▶ **Task instructions**: Go through the data below and gather each line containing "expiratory".

##### Excerpted data

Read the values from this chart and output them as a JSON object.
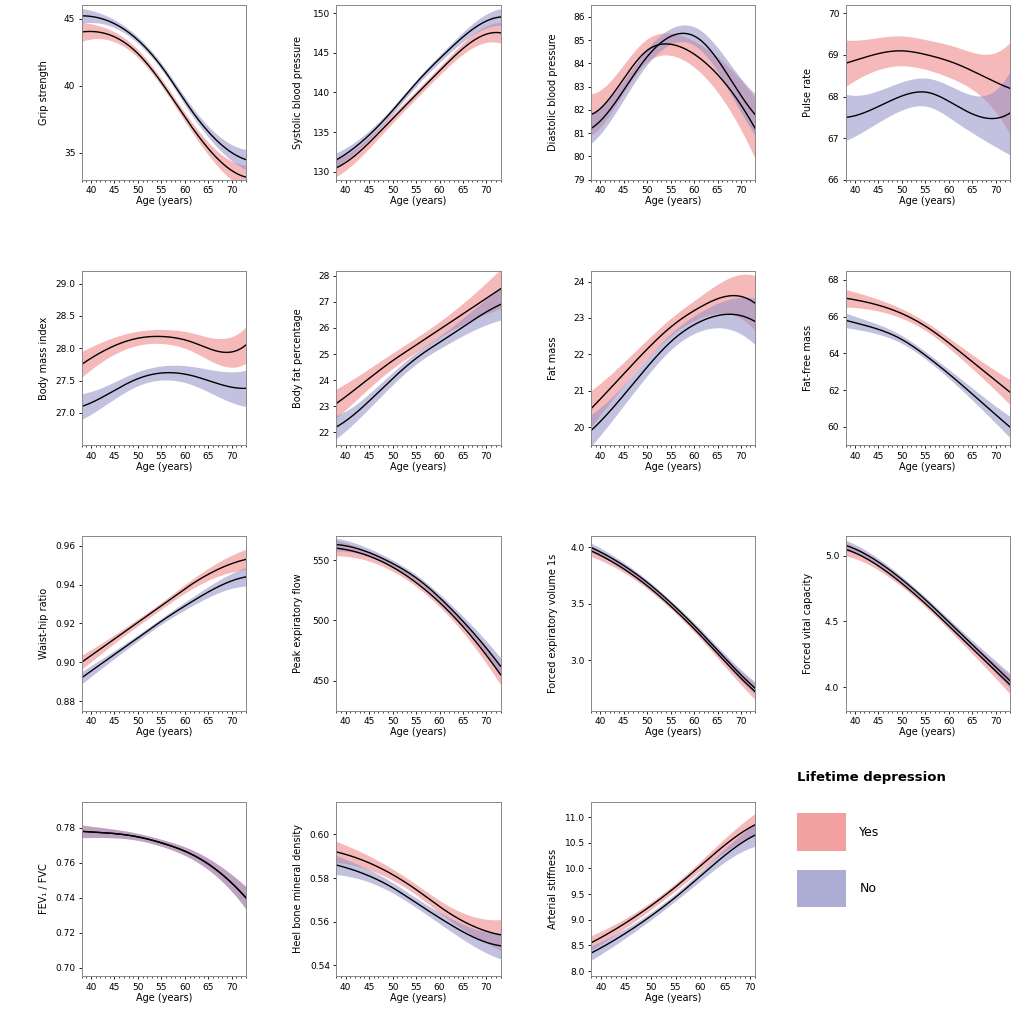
{
  "panels": [
    {
      "ylabel": "Grip strength",
      "ylim": [
        33,
        46
      ],
      "yticks": [
        35,
        40,
        45
      ],
      "xlim": [
        38,
        73
      ],
      "xticks": [
        40,
        45,
        50,
        55,
        60,
        65,
        70
      ],
      "red_params": [
        44.0,
        43.8,
        42.5,
        40.0,
        37.0,
        34.5,
        33.2
      ],
      "blue_params": [
        45.2,
        44.8,
        43.5,
        41.2,
        38.2,
        35.8,
        34.5
      ],
      "red_se": [
        0.35,
        0.2,
        0.15,
        0.14,
        0.18,
        0.28,
        0.45
      ],
      "blue_se": [
        0.28,
        0.16,
        0.12,
        0.12,
        0.16,
        0.24,
        0.38
      ]
    },
    {
      "ylabel": "Systolic blood pressure",
      "ylim": [
        129,
        151
      ],
      "yticks": [
        130,
        135,
        140,
        145,
        150
      ],
      "xlim": [
        38,
        73
      ],
      "xticks": [
        40,
        45,
        50,
        55,
        60,
        65,
        70
      ],
      "red_params": [
        130.5,
        133.0,
        136.5,
        140.0,
        143.5,
        146.5,
        147.5
      ],
      "blue_params": [
        131.5,
        134.0,
        137.5,
        141.5,
        145.0,
        148.0,
        149.5
      ],
      "red_se": [
        0.55,
        0.38,
        0.28,
        0.25,
        0.28,
        0.42,
        0.65
      ],
      "blue_se": [
        0.45,
        0.3,
        0.22,
        0.2,
        0.24,
        0.36,
        0.52
      ]
    },
    {
      "ylabel": "Diastolic blood pressure",
      "ylim": [
        79,
        86.5
      ],
      "yticks": [
        79,
        80,
        81,
        82,
        83,
        84,
        85,
        86
      ],
      "xlim": [
        38,
        73
      ],
      "xticks": [
        40,
        45,
        50,
        55,
        60,
        65,
        70
      ],
      "red_params": [
        81.8,
        83.0,
        84.5,
        84.8,
        84.2,
        83.0,
        81.2
      ],
      "blue_params": [
        81.2,
        82.5,
        84.2,
        85.2,
        85.0,
        83.5,
        81.8
      ],
      "red_se": [
        0.45,
        0.32,
        0.25,
        0.24,
        0.3,
        0.44,
        0.65
      ],
      "blue_se": [
        0.32,
        0.22,
        0.17,
        0.17,
        0.21,
        0.3,
        0.45
      ]
    },
    {
      "ylabel": "Pulse rate",
      "ylim": [
        66,
        70.2
      ],
      "yticks": [
        66,
        67,
        68,
        69,
        70
      ],
      "xlim": [
        38,
        73
      ],
      "xticks": [
        40,
        45,
        50,
        55,
        60,
        65,
        70
      ],
      "red_params": [
        68.8,
        69.0,
        69.1,
        69.0,
        68.8,
        68.5,
        68.2
      ],
      "blue_params": [
        67.5,
        67.7,
        68.0,
        68.1,
        67.8,
        67.5,
        67.6
      ],
      "red_se": [
        0.28,
        0.2,
        0.18,
        0.18,
        0.2,
        0.26,
        0.55
      ],
      "blue_se": [
        0.28,
        0.2,
        0.17,
        0.17,
        0.2,
        0.26,
        0.5
      ]
    },
    {
      "ylabel": "Body mass index",
      "ylim": [
        26.5,
        29.2
      ],
      "yticks": [
        27.0,
        27.5,
        28.0,
        28.5,
        29.0
      ],
      "xlim": [
        38,
        73
      ],
      "xticks": [
        40,
        45,
        50,
        55,
        60,
        65,
        70
      ],
      "red_params": [
        27.75,
        28.0,
        28.15,
        28.18,
        28.1,
        27.95,
        28.05
      ],
      "blue_params": [
        27.1,
        27.3,
        27.52,
        27.62,
        27.58,
        27.45,
        27.38
      ],
      "red_se": [
        0.1,
        0.07,
        0.055,
        0.055,
        0.07,
        0.1,
        0.14
      ],
      "blue_se": [
        0.1,
        0.07,
        0.055,
        0.055,
        0.07,
        0.1,
        0.14
      ]
    },
    {
      "ylabel": "Body fat percentage",
      "ylim": [
        21.5,
        28.2
      ],
      "yticks": [
        22,
        23,
        24,
        25,
        26,
        27,
        28
      ],
      "xlim": [
        38,
        73
      ],
      "xticks": [
        40,
        45,
        50,
        55,
        60,
        65,
        70
      ],
      "red_params": [
        23.1,
        23.9,
        24.7,
        25.4,
        26.1,
        26.8,
        27.5
      ],
      "blue_params": [
        22.2,
        23.0,
        24.0,
        24.9,
        25.6,
        26.3,
        26.9
      ],
      "red_se": [
        0.28,
        0.2,
        0.15,
        0.14,
        0.16,
        0.24,
        0.38
      ],
      "blue_se": [
        0.22,
        0.15,
        0.12,
        0.11,
        0.13,
        0.2,
        0.3
      ]
    },
    {
      "ylabel": "Fat mass",
      "ylim": [
        19.5,
        24.3
      ],
      "yticks": [
        20,
        21,
        22,
        23,
        24
      ],
      "xlim": [
        38,
        73
      ],
      "xticks": [
        40,
        45,
        50,
        55,
        60,
        65,
        70
      ],
      "red_params": [
        20.5,
        21.3,
        22.1,
        22.8,
        23.3,
        23.6,
        23.4
      ],
      "blue_params": [
        19.9,
        20.7,
        21.6,
        22.4,
        22.9,
        23.1,
        22.9
      ],
      "red_se": [
        0.25,
        0.17,
        0.13,
        0.12,
        0.15,
        0.24,
        0.38
      ],
      "blue_se": [
        0.22,
        0.15,
        0.12,
        0.11,
        0.13,
        0.2,
        0.32
      ]
    },
    {
      "ylabel": "Fat-free mass",
      "ylim": [
        59,
        68.5
      ],
      "yticks": [
        60,
        62,
        64,
        66,
        68
      ],
      "xlim": [
        38,
        73
      ],
      "xticks": [
        40,
        45,
        50,
        55,
        60,
        65,
        70
      ],
      "red_params": [
        67.0,
        66.7,
        66.2,
        65.4,
        64.3,
        63.1,
        61.9
      ],
      "blue_params": [
        65.8,
        65.4,
        64.8,
        63.8,
        62.6,
        61.3,
        60.0
      ],
      "red_se": [
        0.24,
        0.17,
        0.13,
        0.12,
        0.15,
        0.22,
        0.34
      ],
      "blue_se": [
        0.2,
        0.14,
        0.11,
        0.1,
        0.13,
        0.19,
        0.29
      ]
    },
    {
      "ylabel": "Waist-hip ratio",
      "ylim": [
        0.875,
        0.965
      ],
      "yticks": [
        0.88,
        0.9,
        0.92,
        0.94,
        0.96
      ],
      "xlim": [
        38,
        73
      ],
      "xticks": [
        40,
        45,
        50,
        55,
        60,
        65,
        70
      ],
      "red_params": [
        0.9,
        0.91,
        0.92,
        0.93,
        0.94,
        0.948,
        0.953
      ],
      "blue_params": [
        0.892,
        0.902,
        0.912,
        0.922,
        0.931,
        0.939,
        0.944
      ],
      "red_se": [
        0.0018,
        0.0012,
        0.0009,
        0.0009,
        0.0012,
        0.0018,
        0.0026
      ],
      "blue_se": [
        0.0016,
        0.0011,
        0.0008,
        0.0008,
        0.0011,
        0.0016,
        0.0024
      ]
    },
    {
      "ylabel": "Peak expiratory flow",
      "ylim": [
        425,
        570
      ],
      "yticks": [
        450,
        500,
        550
      ],
      "xlim": [
        38,
        73
      ],
      "xticks": [
        40,
        45,
        50,
        55,
        60,
        65,
        70
      ],
      "red_params": [
        560,
        555,
        545,
        530,
        510,
        485,
        455
      ],
      "blue_params": [
        563,
        558,
        548,
        534,
        514,
        490,
        462
      ],
      "red_se": [
        3.2,
        2.2,
        1.7,
        1.6,
        1.9,
        2.8,
        4.2
      ],
      "blue_se": [
        2.6,
        1.8,
        1.4,
        1.3,
        1.6,
        2.4,
        3.5
      ]
    },
    {
      "ylabel": "Forced expiratory volume 1s",
      "ylim": [
        2.55,
        4.1
      ],
      "yticks": [
        3.0,
        3.5,
        4.0
      ],
      "xlim": [
        38,
        73
      ],
      "xticks": [
        40,
        45,
        50,
        55,
        60,
        65,
        70
      ],
      "red_params": [
        3.97,
        3.84,
        3.67,
        3.46,
        3.22,
        2.96,
        2.72
      ],
      "blue_params": [
        4.0,
        3.87,
        3.7,
        3.49,
        3.25,
        2.99,
        2.75
      ],
      "red_se": [
        0.025,
        0.017,
        0.013,
        0.012,
        0.015,
        0.023,
        0.035
      ],
      "blue_se": [
        0.02,
        0.014,
        0.011,
        0.01,
        0.013,
        0.019,
        0.028
      ]
    },
    {
      "ylabel": "Forced vital capacity",
      "ylim": [
        3.82,
        5.15
      ],
      "yticks": [
        4.0,
        4.5,
        5.0
      ],
      "xlim": [
        38,
        73
      ],
      "xticks": [
        40,
        45,
        50,
        55,
        60,
        65,
        70
      ],
      "red_params": [
        5.05,
        4.95,
        4.8,
        4.62,
        4.42,
        4.22,
        4.02
      ],
      "blue_params": [
        5.08,
        4.98,
        4.83,
        4.65,
        4.45,
        4.25,
        4.05
      ],
      "red_se": [
        0.025,
        0.017,
        0.013,
        0.012,
        0.015,
        0.023,
        0.035
      ],
      "blue_se": [
        0.02,
        0.014,
        0.011,
        0.01,
        0.013,
        0.019,
        0.028
      ]
    },
    {
      "ylabel": "FEV₁ / FVC",
      "ylim": [
        0.695,
        0.795
      ],
      "yticks": [
        0.7,
        0.72,
        0.74,
        0.76,
        0.78
      ],
      "xlim": [
        38,
        73
      ],
      "xticks": [
        40,
        45,
        50,
        55,
        60,
        65,
        70
      ],
      "red_params": [
        0.778,
        0.777,
        0.775,
        0.771,
        0.765,
        0.755,
        0.74
      ],
      "blue_params": [
        0.778,
        0.777,
        0.775,
        0.771,
        0.765,
        0.755,
        0.74
      ],
      "red_se": [
        0.0018,
        0.0013,
        0.001,
        0.001,
        0.0013,
        0.0019,
        0.0032
      ],
      "blue_se": [
        0.0018,
        0.0013,
        0.001,
        0.001,
        0.0013,
        0.0019,
        0.0032
      ]
    },
    {
      "ylabel": "Heel bone mineral density",
      "ylim": [
        0.535,
        0.615
      ],
      "yticks": [
        0.54,
        0.56,
        0.58,
        0.6
      ],
      "xlim": [
        38,
        73
      ],
      "xticks": [
        40,
        45,
        50,
        55,
        60,
        65,
        70
      ],
      "red_params": [
        0.592,
        0.588,
        0.582,
        0.574,
        0.565,
        0.558,
        0.554
      ],
      "blue_params": [
        0.586,
        0.582,
        0.576,
        0.568,
        0.56,
        0.553,
        0.549
      ],
      "red_se": [
        0.0024,
        0.0017,
        0.0013,
        0.0012,
        0.0015,
        0.0022,
        0.0035
      ],
      "blue_se": [
        0.0022,
        0.0015,
        0.0012,
        0.0011,
        0.0014,
        0.002,
        0.003
      ]
    },
    {
      "ylabel": "Arterial stiffness",
      "ylim": [
        7.9,
        11.3
      ],
      "yticks": [
        8.0,
        8.5,
        9.0,
        9.5,
        10.0,
        10.5,
        11.0
      ],
      "xlim": [
        38,
        71
      ],
      "xticks": [
        40,
        45,
        50,
        55,
        60,
        65,
        70
      ],
      "red_params": [
        8.55,
        8.85,
        9.2,
        9.6,
        10.05,
        10.5,
        10.85
      ],
      "blue_params": [
        8.35,
        8.65,
        9.0,
        9.4,
        9.85,
        10.3,
        10.65
      ],
      "red_se": [
        0.07,
        0.05,
        0.038,
        0.036,
        0.046,
        0.068,
        0.11
      ],
      "blue_se": [
        0.07,
        0.05,
        0.038,
        0.036,
        0.046,
        0.068,
        0.11
      ]
    }
  ],
  "red_color": "#F08080",
  "blue_color": "#9090C8",
  "xlabel": "Age (years)",
  "background": "#FFFFFF",
  "legend_title": "Lifetime depression",
  "legend_yes": "Yes",
  "legend_no": "No"
}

##########

▶ **Worked solution**:
      "ylabel": "Peak expiratory flow",
      "ylabel": "Forced expiratory volume 1s",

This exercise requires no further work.